--- begin EXCERPTED RECORDS ---

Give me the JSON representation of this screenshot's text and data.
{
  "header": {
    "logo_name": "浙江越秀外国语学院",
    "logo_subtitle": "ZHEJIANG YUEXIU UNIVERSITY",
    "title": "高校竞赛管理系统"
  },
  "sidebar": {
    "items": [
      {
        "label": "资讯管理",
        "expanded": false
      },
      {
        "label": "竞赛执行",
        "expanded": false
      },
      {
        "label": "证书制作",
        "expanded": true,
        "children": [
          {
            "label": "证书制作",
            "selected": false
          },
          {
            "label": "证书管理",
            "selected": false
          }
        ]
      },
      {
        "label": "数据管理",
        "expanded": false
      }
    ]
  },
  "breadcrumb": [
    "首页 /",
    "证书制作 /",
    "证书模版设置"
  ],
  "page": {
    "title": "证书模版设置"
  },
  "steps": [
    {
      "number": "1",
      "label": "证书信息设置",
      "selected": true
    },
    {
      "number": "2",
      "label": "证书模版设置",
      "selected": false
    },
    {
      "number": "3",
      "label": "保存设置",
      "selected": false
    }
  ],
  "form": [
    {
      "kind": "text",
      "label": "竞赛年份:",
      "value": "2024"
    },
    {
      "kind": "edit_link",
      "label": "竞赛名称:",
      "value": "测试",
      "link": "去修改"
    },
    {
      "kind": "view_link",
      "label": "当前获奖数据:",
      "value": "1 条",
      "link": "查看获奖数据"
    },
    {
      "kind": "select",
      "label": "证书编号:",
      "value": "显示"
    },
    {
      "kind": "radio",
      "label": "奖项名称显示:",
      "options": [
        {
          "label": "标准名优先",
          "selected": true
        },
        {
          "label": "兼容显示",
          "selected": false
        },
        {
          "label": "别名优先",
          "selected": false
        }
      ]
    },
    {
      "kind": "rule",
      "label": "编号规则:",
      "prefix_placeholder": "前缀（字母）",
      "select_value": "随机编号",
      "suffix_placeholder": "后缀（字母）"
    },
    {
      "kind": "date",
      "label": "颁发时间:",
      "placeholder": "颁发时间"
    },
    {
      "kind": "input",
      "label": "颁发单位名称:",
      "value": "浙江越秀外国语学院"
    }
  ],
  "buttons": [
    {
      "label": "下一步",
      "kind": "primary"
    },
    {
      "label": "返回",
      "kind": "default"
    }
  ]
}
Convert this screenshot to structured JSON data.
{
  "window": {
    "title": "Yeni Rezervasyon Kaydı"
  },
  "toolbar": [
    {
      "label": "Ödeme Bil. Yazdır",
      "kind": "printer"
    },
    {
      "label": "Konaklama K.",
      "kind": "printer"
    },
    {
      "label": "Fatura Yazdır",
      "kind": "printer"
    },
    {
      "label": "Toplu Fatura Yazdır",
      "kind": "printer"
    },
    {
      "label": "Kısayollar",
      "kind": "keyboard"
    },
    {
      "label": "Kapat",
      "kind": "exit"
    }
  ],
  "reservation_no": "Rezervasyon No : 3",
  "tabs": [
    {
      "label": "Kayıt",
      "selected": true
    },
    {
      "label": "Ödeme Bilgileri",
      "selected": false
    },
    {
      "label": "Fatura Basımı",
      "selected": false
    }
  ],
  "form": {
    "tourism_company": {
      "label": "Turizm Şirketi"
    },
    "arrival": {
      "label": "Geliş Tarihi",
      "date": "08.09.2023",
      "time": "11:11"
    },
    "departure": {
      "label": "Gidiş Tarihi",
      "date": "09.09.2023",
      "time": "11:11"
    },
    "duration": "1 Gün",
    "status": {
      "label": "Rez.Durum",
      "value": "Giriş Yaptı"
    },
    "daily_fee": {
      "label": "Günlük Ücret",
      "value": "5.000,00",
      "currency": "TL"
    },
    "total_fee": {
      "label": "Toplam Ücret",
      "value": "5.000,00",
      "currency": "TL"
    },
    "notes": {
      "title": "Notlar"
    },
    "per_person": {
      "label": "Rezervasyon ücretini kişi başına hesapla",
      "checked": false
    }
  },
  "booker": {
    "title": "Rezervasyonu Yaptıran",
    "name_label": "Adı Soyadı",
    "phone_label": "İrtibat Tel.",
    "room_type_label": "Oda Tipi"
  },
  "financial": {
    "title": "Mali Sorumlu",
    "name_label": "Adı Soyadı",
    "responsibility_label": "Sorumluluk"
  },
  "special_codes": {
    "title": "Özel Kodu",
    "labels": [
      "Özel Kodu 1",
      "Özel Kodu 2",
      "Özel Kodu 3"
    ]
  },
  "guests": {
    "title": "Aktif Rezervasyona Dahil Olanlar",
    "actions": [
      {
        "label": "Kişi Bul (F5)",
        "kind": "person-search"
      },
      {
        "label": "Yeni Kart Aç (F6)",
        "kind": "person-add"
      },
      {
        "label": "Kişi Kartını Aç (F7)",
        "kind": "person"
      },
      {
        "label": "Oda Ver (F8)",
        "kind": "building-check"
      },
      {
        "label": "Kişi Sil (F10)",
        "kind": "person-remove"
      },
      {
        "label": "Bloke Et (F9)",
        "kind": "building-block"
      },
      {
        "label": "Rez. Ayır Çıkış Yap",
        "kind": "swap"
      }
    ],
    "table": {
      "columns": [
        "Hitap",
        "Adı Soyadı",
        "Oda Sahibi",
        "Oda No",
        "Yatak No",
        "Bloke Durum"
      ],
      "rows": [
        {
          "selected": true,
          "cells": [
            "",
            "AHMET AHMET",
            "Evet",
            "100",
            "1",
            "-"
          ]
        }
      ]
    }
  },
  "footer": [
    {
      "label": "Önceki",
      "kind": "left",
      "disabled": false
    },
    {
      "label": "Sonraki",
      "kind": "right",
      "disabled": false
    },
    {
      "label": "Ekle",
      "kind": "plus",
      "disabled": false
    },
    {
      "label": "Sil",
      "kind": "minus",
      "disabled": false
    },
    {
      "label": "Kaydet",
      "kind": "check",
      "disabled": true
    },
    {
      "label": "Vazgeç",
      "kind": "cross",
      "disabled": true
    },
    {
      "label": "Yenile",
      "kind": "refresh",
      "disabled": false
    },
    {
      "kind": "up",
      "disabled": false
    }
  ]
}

--- end EXCERPTED RECORDS ---

Reproduce each line of the material containing the word "Yazdır".

      "label": "Ödeme Bil. Yazdır",
      "label": "Fatura Yazdır",
      "label": "Toplu Fatura Yazdır",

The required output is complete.